**Data supplied:**

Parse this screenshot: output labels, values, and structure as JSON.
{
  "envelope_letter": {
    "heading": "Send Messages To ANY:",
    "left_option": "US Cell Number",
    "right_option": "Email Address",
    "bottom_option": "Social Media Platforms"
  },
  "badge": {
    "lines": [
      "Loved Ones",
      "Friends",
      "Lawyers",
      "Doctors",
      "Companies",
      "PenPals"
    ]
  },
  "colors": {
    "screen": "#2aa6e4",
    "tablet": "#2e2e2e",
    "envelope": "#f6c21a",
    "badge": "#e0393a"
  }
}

**What you should do:** Go through the entries and repeat each one exactly.

**The completed task:**
Parse this screenshot: output labels, values, and structure as JSON.
{
  "envelope_letter": {
    "heading": "Send Messages To ANY:",
    "left_option": "US Cell Number",
    "right_option": "Email Address",
    "bottom_option": "Social Media Platforms"
  },
  "badge": {
    "lines": [
      "Loved Ones",
      "Friends",
      "Lawyers",
      "Doctors",
      "Companies",
      "PenPals"
    ]
  },
  "colors": {
    "screen": "#2aa6e4",
    "tablet": "#2e2e2e",
    "envelope": "#f6c21a",
    "badge": "#e0393a"
  }
}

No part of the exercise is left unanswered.